■ Consigne ■
Écrivez, s'il vous plaît, la suite du texte ci-dessous sur la colère contre le monde et les profs, en reprenant juste après sa dernière phrase.

Des fois j'ai envie de dire à ce putain de monde que je l'emmerde. J'ai envie de tout casser et de me barrer, une bonne fois pour toutes. De dire à ces profs qu'ils font que de la merde et de leur faire comprendre qu'on est pas des bons à rien. (How do you walk with your head held high?). Mais malgré tout je me tais, car il y aura toujours des gens au-dessus qui sauront me rappeler les limites à ne pas dépasser. Je ne m'appelle pas Julien Doré. Et des fois, ça fait chier de devoir se taire alors qu'on voudrait crier. Mais je la ferme puis j'écris, j'écris, j'écris... Ca défoule.
Y'a vraiment des gens très (trop?) cons dans ce monde. Des profs imbus d'eux même, dédaigneux, avec un air hautain, véhéments, sales, puants de fierté, complétement bouffis d'orgueuil, prétentieux, méprisants, vaniteux. (What do you feel when you look in the mirror? Are you proud??)

■ Informations enregistrées ■

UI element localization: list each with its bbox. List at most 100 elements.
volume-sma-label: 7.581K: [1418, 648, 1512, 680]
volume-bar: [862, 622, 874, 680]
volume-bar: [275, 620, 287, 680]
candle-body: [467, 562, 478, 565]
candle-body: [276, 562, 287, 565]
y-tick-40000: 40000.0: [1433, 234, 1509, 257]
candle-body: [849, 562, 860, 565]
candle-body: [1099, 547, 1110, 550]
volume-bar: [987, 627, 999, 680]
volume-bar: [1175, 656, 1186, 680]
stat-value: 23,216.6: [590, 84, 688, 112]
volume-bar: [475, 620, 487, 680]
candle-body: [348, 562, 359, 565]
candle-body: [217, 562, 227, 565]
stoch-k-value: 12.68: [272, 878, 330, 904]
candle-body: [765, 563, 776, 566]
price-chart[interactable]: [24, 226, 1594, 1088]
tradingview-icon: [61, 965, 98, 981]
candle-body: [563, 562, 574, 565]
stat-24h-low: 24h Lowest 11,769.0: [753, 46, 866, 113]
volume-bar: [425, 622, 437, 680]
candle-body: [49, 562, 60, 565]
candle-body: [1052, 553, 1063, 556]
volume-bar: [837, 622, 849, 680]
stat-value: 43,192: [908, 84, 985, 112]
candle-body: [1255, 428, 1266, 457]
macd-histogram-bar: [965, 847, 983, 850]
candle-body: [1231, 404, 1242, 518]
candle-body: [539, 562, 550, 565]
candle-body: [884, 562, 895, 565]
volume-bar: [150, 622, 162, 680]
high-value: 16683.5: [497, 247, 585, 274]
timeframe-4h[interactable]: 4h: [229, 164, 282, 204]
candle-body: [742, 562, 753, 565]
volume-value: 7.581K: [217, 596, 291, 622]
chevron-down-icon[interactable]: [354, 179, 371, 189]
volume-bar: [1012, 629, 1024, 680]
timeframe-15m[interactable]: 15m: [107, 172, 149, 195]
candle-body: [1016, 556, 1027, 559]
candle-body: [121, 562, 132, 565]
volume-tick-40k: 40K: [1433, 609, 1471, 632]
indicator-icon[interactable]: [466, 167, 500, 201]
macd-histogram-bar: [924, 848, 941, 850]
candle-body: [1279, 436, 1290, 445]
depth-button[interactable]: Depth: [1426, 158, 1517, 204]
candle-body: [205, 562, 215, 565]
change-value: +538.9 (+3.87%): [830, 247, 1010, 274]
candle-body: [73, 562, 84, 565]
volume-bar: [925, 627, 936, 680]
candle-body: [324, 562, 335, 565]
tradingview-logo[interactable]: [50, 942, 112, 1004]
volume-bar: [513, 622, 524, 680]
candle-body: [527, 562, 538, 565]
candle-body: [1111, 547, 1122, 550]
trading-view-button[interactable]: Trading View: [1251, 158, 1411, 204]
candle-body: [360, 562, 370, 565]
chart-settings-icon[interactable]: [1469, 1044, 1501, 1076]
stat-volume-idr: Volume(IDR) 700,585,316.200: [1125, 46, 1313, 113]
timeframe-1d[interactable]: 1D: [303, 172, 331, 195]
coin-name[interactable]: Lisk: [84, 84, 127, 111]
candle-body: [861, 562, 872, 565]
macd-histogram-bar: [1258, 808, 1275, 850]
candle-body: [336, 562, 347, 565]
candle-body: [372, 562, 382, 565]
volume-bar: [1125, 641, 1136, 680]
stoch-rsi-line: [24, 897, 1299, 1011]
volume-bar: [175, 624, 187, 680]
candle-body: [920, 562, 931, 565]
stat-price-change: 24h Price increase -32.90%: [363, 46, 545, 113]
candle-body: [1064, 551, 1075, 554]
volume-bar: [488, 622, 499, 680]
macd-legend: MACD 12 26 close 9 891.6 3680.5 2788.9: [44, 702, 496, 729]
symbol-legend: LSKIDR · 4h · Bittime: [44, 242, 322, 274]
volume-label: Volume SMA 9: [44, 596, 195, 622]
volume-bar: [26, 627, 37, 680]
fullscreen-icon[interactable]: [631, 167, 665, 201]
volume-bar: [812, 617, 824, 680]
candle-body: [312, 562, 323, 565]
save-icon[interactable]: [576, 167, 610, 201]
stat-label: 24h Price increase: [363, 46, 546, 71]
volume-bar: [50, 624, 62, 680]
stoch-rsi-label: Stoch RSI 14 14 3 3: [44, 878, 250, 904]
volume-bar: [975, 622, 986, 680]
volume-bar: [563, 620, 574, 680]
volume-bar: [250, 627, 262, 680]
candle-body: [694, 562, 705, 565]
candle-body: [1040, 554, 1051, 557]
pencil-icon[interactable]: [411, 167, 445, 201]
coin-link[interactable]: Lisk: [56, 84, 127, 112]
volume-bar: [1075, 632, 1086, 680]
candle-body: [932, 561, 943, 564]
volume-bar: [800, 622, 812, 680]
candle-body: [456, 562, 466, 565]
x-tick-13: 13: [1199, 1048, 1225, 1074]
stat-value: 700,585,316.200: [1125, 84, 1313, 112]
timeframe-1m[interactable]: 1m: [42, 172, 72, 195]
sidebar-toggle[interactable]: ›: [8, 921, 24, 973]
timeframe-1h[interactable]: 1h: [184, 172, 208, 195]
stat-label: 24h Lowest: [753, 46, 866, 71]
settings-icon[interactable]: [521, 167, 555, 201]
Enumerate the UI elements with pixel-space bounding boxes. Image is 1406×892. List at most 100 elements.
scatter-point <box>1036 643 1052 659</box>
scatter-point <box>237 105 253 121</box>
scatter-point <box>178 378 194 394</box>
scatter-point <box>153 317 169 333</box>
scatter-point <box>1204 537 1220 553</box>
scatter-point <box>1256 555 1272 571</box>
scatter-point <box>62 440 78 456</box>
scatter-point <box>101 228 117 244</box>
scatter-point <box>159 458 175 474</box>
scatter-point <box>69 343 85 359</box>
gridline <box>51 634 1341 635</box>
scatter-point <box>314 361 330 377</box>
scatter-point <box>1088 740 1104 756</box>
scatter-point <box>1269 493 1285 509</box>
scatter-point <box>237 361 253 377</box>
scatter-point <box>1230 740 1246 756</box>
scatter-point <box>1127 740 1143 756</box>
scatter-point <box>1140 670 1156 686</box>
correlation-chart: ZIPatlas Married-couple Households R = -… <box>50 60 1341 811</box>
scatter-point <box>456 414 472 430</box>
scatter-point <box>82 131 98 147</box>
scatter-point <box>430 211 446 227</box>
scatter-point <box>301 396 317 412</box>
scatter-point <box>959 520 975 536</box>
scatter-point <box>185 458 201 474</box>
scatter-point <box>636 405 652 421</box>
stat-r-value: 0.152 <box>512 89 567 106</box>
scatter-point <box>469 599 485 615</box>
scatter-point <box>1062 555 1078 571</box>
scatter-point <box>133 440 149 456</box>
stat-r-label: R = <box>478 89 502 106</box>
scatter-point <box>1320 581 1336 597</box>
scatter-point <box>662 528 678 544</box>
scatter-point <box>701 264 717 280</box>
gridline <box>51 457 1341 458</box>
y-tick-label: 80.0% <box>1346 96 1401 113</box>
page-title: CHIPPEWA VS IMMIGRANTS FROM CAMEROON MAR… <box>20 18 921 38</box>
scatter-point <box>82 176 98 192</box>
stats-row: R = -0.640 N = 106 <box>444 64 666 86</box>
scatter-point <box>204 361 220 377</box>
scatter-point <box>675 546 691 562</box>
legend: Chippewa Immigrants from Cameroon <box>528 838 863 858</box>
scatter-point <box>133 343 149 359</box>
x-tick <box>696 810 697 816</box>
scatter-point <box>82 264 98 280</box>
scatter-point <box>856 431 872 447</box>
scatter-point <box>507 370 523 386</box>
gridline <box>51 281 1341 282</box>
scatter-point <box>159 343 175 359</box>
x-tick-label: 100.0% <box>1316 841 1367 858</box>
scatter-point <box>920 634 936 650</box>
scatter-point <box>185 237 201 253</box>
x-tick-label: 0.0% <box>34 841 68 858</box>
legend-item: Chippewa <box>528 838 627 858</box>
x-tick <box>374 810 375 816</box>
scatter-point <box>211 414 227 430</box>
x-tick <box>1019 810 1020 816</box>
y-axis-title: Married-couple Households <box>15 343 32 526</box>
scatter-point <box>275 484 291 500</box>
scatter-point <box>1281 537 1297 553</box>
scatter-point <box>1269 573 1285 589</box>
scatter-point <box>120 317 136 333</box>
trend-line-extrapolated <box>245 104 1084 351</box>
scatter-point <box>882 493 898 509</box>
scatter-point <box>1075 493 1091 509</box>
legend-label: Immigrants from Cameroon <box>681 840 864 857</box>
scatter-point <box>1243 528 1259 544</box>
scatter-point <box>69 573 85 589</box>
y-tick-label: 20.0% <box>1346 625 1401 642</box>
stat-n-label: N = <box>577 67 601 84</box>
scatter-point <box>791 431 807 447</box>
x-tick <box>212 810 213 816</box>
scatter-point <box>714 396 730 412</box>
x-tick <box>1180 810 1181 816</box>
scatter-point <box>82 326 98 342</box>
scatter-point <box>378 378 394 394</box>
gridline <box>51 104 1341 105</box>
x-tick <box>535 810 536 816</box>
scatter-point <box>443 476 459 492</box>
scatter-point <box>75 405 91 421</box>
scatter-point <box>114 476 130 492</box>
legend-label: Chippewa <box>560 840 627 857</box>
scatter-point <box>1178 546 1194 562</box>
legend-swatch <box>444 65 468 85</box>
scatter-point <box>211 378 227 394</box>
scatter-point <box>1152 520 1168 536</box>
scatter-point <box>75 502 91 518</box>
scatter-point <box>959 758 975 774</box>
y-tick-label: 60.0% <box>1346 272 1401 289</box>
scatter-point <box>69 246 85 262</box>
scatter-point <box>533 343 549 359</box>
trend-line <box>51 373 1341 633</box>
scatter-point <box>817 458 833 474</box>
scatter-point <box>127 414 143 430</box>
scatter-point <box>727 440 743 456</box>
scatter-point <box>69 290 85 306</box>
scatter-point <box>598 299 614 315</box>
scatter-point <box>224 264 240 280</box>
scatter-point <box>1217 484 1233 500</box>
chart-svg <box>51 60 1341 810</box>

■ Résultat de l'exercice ■
Mais, heureusement, y'a aussi des gens supers couls, gentils, généreux, adorables, braves, serviables et sympathiques. Et ceux là, je veux bien être amie avec eux. Sans eux, me lever le matin pour aller en cours serait vraiment difficile en ce moment. Ils transforment mon quotidien gris en rose. De simples tâches roses pour le moment. J'espère que la tâche va grandir et gommer les ombres grises.